With the major Jewish educational presence overlooking the Western Wall in Jerusalem, with many innovative and massively attended programs, with 27 outreach branches throughout the world — including a vibrant one in Denver — Aish HaTorah reflects the sheer force of will of its founder and visionary, Rabbi Noach Weinberg, who died last week in Jerusalem at the age of 78.

It is one thing to gaze upon the Jewish landscape and see the meltaway, the illiteracy, the indifference, the intermarriage, and to bemoan them. It is quite something else to hold in the mind’s eye a vision of a completely different world — and then determine to create that world, from scratch.

Back in the day, in the 1960s, when Rabbi Weinberg first came upon the outreach scene in Jerusalem . . . well, there was no outreach scene in Jerusalem.

No Birthright Israel. Only one, very small returnee yeshiva for Americans and none for Israelis. Only two post-high school study programs. No experienced counselors, teachers or role models. Yes, there was  Rabbi Noach Weinberg — who failed. He started a yeshiva. It failed. All that he possessed was the sheer force of will, and his vision of a completely different world. Rabbi Weinberg did not have the pedagogical know how, the fundraising know how, the organizational know how. But he was determined, and he was a very charming, endearing and demanding man.

So he just kept at it — all the while raising a very large family, with a very dedicated wife, at a time when large families were hardly in vogue either, not even in Jerusalem. The Weinberg vision — familial, educational, societal — could be reduced to this: repopulation of the Jewish people with Jewish Jews.

He kept at it, despite the criticism and even the mockery he received — eventually co-founding “Shma Yisrael” in 1972, an outreach yeshiva for rank beginners, for American students, for visitors to Israel, people with virtually no Jewish skills, in many cases not even the ability to read Hebrew, let alone understand it. “Shma Yisrael” was for students who had little or no commitment to Jewish observance, little or no plans for Judaism in their future.

Rabbi Weinberg believed in them.

He believed in the pintele Yid, the infinite spark. He saw in raw, untutored, uneducated students the potential for greatness. And he had the idealism of the 1960s on his side.

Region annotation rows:

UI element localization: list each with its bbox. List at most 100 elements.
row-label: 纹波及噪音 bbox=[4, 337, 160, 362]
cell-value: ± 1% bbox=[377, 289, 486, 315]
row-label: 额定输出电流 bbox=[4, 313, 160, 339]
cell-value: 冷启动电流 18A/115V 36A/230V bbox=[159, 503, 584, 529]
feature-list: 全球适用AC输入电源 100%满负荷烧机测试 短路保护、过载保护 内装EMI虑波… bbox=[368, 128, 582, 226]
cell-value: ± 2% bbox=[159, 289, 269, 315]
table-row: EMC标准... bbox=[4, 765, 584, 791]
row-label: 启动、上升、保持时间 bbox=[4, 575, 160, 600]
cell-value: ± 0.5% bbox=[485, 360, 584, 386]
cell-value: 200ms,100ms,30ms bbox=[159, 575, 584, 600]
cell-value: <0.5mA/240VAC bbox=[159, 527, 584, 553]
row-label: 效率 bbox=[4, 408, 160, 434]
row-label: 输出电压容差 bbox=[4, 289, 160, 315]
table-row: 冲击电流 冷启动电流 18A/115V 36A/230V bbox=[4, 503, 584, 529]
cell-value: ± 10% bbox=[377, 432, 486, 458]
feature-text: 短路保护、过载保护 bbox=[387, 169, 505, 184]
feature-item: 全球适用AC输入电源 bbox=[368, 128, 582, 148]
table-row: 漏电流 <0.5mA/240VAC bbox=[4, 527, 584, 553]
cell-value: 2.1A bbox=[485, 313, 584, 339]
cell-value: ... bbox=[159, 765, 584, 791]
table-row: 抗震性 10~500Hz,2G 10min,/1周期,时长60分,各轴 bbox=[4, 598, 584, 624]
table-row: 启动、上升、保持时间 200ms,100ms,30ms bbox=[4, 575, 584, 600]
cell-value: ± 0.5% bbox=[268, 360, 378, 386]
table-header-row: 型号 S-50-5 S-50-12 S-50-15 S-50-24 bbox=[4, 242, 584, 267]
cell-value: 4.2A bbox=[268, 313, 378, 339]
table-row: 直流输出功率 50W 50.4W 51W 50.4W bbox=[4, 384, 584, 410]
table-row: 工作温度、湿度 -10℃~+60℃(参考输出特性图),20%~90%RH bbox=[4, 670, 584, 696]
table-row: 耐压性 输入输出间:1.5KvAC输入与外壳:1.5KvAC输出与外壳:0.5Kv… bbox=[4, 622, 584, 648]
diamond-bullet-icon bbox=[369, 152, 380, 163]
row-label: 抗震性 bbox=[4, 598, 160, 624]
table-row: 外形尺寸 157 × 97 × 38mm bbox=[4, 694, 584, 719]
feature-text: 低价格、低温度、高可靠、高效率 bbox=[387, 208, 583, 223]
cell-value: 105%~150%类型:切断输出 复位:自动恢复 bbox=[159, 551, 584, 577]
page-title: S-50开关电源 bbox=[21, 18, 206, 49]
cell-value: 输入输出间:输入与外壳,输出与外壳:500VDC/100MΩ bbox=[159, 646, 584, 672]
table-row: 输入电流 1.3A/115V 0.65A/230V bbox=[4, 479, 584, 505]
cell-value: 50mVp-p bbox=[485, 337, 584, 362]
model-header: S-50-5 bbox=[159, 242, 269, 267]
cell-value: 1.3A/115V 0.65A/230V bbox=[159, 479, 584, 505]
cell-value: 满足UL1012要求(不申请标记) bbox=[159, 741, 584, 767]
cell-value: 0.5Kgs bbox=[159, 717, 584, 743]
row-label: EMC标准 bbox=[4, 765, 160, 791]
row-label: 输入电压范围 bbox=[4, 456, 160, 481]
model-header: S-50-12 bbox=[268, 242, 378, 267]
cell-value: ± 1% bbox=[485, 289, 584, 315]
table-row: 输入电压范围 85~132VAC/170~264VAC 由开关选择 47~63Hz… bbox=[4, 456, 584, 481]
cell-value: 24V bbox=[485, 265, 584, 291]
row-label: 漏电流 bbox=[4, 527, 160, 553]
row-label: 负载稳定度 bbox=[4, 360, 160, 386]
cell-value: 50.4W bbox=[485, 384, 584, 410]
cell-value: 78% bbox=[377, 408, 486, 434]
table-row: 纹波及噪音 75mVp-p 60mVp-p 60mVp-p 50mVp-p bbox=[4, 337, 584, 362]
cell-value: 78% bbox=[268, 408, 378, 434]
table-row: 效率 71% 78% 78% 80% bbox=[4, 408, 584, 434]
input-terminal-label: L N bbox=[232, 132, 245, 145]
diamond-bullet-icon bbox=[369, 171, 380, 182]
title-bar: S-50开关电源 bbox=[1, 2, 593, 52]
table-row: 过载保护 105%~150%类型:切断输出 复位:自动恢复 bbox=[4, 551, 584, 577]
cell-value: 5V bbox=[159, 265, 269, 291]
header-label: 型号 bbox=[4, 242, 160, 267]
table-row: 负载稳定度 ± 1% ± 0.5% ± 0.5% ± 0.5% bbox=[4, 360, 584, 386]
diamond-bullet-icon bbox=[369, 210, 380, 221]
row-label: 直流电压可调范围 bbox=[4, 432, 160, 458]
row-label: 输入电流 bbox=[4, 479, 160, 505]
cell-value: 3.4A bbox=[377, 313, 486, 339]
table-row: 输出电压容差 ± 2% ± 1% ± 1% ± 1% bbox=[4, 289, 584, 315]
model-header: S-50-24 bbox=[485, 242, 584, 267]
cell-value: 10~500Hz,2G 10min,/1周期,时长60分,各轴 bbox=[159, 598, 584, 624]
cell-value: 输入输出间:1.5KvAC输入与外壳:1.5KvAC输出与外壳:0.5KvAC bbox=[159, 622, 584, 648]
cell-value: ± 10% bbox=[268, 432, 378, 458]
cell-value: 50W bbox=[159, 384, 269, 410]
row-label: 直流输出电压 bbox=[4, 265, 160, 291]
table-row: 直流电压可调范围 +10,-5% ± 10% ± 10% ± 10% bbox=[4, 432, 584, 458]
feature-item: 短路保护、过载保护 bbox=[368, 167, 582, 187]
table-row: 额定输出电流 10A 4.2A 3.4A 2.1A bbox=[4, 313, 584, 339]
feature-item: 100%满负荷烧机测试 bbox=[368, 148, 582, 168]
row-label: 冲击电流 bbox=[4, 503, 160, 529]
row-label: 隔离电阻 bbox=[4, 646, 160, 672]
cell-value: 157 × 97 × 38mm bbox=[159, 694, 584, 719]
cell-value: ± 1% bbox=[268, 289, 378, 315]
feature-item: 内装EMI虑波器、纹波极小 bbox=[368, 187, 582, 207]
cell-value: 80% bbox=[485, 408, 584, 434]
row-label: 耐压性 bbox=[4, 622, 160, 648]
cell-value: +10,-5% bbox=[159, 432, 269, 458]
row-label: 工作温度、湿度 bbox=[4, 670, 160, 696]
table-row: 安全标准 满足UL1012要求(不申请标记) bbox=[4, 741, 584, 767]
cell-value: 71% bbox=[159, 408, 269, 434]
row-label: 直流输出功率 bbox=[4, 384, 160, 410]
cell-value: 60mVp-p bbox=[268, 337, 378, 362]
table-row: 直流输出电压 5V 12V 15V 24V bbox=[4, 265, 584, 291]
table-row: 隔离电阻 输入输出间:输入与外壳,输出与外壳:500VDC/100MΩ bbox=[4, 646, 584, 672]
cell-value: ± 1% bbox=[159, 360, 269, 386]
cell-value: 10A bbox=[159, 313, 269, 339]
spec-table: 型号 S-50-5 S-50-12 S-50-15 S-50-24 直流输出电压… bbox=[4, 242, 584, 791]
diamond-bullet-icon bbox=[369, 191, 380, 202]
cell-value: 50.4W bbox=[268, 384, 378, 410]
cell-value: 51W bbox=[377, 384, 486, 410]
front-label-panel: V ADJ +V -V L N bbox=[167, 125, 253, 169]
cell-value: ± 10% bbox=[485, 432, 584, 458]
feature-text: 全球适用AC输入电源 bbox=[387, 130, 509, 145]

TASK OBJECTIVE
Please copy everything in the text on Rabbi Noach Weinberg from "Rabbi Weinberg believed" down to "on his side.".

TASK ANSWER
Rabbi Weinberg believed in them.

He believed in the pintele Yid, the infinite spark. He saw in raw, untutored, uneducated students the potential for greatness. And he had the idealism of the 1960s on his side.